BRIEF: In the data, extract each line that holds the string "Precipitate".
================
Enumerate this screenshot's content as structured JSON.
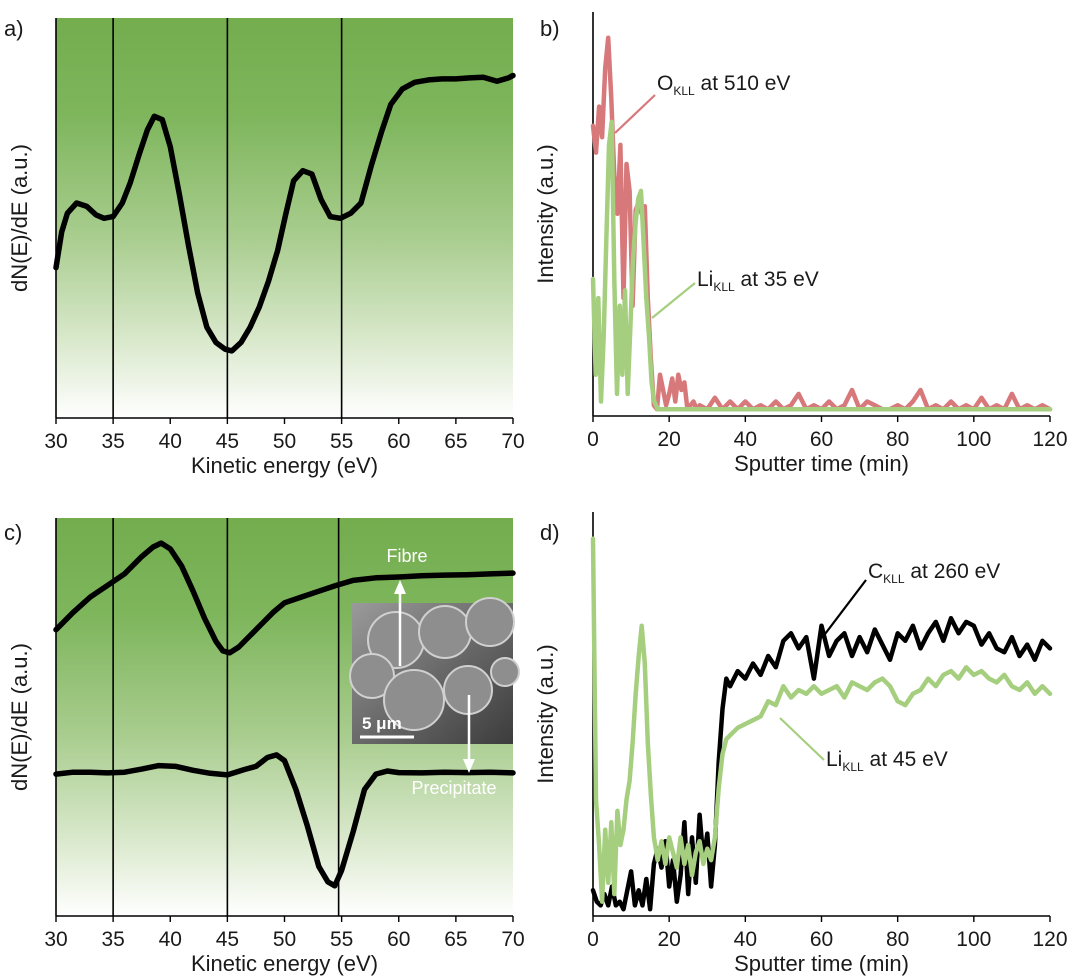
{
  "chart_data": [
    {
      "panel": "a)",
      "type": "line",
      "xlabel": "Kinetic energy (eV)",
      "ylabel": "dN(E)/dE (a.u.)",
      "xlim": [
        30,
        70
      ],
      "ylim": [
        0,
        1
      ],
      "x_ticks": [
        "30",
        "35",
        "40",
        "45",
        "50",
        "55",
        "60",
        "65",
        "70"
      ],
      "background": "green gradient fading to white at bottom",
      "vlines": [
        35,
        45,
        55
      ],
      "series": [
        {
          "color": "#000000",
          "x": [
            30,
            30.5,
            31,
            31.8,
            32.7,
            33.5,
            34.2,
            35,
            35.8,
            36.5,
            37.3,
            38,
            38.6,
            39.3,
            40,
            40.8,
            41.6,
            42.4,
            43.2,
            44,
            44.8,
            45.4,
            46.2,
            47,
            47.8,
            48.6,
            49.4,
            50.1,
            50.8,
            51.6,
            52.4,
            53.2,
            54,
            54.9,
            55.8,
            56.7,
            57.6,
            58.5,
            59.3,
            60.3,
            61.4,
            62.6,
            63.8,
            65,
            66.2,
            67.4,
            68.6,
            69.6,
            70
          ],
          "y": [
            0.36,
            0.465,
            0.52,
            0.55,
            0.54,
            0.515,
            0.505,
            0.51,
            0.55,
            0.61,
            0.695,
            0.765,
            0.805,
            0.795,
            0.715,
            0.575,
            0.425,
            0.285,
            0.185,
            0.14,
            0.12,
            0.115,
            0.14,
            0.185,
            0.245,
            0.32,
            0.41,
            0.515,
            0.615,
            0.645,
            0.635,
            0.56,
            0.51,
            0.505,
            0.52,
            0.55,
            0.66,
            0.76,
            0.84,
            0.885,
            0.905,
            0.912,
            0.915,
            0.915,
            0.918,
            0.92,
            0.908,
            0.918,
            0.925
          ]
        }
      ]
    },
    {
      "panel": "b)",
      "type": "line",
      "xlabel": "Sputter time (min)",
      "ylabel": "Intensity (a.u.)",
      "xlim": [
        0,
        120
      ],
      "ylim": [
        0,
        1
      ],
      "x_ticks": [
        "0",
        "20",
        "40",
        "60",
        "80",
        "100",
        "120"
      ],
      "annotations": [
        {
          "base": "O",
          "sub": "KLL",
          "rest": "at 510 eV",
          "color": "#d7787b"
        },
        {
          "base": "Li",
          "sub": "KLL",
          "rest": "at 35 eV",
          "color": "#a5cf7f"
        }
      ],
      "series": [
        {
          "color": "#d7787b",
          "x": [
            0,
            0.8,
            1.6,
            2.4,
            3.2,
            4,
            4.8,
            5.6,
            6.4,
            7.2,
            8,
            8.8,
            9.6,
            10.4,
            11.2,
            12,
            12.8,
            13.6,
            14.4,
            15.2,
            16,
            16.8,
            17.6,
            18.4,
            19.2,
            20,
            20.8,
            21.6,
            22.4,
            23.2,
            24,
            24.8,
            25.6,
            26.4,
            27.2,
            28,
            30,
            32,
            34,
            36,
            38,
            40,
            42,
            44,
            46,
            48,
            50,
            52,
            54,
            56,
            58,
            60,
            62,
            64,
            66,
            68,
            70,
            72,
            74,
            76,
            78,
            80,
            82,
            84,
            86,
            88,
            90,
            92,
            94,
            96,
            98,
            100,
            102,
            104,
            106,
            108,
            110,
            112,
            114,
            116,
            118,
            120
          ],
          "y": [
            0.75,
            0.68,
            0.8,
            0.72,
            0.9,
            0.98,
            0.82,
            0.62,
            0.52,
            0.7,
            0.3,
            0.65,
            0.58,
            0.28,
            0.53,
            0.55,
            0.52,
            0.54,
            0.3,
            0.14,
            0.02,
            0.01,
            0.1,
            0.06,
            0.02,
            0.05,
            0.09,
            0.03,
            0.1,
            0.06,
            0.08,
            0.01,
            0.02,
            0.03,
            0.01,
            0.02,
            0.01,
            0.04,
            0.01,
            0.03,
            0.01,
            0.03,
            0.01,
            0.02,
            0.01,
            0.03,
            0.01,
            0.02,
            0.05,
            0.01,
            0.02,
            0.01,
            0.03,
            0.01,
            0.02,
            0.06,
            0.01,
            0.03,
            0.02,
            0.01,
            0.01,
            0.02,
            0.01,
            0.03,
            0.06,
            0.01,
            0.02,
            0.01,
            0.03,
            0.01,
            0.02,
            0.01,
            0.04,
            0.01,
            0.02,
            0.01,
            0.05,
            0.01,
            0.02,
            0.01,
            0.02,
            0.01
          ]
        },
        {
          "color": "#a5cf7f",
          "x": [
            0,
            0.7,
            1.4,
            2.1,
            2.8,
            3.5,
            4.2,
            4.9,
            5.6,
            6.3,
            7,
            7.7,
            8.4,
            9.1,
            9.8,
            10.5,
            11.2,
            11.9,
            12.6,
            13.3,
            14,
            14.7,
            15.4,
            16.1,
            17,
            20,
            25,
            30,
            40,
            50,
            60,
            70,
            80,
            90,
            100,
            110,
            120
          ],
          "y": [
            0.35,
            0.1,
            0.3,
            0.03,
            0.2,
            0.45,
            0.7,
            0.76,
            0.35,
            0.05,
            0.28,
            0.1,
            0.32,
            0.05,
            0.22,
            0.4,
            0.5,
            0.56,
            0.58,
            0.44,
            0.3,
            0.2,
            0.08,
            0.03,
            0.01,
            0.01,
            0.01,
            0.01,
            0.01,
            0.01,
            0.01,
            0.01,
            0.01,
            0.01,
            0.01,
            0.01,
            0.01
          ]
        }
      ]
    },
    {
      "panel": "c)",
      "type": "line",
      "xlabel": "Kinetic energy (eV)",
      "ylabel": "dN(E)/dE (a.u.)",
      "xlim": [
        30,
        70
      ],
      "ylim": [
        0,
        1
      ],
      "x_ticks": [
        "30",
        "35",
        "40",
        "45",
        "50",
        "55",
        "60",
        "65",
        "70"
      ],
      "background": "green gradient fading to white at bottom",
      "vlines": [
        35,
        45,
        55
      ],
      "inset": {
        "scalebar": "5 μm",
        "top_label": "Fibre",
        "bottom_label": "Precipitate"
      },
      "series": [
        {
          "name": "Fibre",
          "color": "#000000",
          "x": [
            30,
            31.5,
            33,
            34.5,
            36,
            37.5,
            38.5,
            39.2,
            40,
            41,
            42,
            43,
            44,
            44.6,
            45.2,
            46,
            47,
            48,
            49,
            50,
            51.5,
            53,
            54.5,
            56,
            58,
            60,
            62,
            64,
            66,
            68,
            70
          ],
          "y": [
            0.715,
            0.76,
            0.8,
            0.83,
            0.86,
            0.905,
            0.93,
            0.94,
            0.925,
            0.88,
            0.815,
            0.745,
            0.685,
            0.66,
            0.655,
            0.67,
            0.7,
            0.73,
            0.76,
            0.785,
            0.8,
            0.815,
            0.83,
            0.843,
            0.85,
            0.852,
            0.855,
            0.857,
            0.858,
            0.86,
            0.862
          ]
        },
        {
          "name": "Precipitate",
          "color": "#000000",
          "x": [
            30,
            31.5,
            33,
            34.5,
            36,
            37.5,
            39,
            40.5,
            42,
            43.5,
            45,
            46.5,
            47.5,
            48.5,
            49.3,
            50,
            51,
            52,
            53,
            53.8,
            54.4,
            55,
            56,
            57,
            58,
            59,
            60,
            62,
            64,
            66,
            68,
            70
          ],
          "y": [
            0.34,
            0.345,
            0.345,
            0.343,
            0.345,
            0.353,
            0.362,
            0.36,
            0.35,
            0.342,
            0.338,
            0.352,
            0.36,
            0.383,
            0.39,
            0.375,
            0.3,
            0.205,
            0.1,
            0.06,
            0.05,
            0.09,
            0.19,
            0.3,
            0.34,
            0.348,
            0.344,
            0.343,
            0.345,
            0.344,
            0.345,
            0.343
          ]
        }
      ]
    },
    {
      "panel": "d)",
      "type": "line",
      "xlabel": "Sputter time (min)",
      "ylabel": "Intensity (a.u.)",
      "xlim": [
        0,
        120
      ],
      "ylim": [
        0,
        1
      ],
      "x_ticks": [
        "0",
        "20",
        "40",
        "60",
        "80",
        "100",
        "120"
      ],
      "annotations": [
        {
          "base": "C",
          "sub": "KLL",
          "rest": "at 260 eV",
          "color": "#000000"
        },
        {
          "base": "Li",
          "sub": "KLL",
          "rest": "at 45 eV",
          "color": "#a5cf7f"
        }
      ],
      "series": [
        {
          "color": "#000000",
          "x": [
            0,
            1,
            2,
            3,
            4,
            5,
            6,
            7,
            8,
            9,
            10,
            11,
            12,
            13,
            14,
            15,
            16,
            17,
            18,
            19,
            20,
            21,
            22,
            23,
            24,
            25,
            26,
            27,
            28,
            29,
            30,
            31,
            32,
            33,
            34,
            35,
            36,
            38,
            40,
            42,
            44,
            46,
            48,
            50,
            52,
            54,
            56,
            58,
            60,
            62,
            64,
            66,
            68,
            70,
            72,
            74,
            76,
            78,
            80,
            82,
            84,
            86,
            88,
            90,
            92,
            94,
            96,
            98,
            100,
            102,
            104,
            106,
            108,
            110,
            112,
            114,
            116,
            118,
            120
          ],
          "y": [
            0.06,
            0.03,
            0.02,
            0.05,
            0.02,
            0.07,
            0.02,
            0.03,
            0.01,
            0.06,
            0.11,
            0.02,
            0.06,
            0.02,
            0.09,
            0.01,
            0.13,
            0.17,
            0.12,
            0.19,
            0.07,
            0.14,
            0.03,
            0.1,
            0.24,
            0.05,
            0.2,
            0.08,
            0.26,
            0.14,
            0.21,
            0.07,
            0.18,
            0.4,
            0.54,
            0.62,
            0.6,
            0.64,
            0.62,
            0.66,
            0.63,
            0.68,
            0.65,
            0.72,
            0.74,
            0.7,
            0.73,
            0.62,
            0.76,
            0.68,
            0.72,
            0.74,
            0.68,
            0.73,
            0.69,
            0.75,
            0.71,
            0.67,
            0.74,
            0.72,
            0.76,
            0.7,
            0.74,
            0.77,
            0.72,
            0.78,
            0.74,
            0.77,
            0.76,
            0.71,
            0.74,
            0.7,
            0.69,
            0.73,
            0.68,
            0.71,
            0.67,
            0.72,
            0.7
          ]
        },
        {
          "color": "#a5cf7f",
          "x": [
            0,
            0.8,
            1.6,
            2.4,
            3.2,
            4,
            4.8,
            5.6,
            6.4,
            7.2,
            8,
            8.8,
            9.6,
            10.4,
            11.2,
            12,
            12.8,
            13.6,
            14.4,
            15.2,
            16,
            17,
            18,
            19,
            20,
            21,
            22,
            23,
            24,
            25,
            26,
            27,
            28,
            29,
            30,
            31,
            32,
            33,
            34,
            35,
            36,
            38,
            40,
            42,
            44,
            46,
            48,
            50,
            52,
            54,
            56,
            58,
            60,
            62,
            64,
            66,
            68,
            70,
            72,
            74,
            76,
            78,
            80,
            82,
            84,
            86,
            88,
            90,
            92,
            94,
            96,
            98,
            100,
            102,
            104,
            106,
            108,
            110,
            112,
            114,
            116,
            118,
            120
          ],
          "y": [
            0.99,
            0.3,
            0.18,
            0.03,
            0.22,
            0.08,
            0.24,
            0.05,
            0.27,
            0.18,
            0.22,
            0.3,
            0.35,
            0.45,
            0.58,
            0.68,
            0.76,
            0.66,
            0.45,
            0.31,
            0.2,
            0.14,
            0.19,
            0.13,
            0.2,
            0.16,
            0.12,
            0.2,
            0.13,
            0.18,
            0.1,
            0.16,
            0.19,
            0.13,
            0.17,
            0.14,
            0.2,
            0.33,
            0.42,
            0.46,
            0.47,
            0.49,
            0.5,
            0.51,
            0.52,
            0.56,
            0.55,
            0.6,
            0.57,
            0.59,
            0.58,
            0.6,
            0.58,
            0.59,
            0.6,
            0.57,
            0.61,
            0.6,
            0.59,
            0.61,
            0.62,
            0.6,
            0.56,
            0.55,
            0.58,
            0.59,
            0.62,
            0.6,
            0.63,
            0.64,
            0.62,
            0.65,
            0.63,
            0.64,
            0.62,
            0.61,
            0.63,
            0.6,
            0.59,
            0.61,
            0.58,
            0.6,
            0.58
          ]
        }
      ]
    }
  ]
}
================
THE REPLY:
        "bottom_label": "Precipitate"
          "name": "Precipitate",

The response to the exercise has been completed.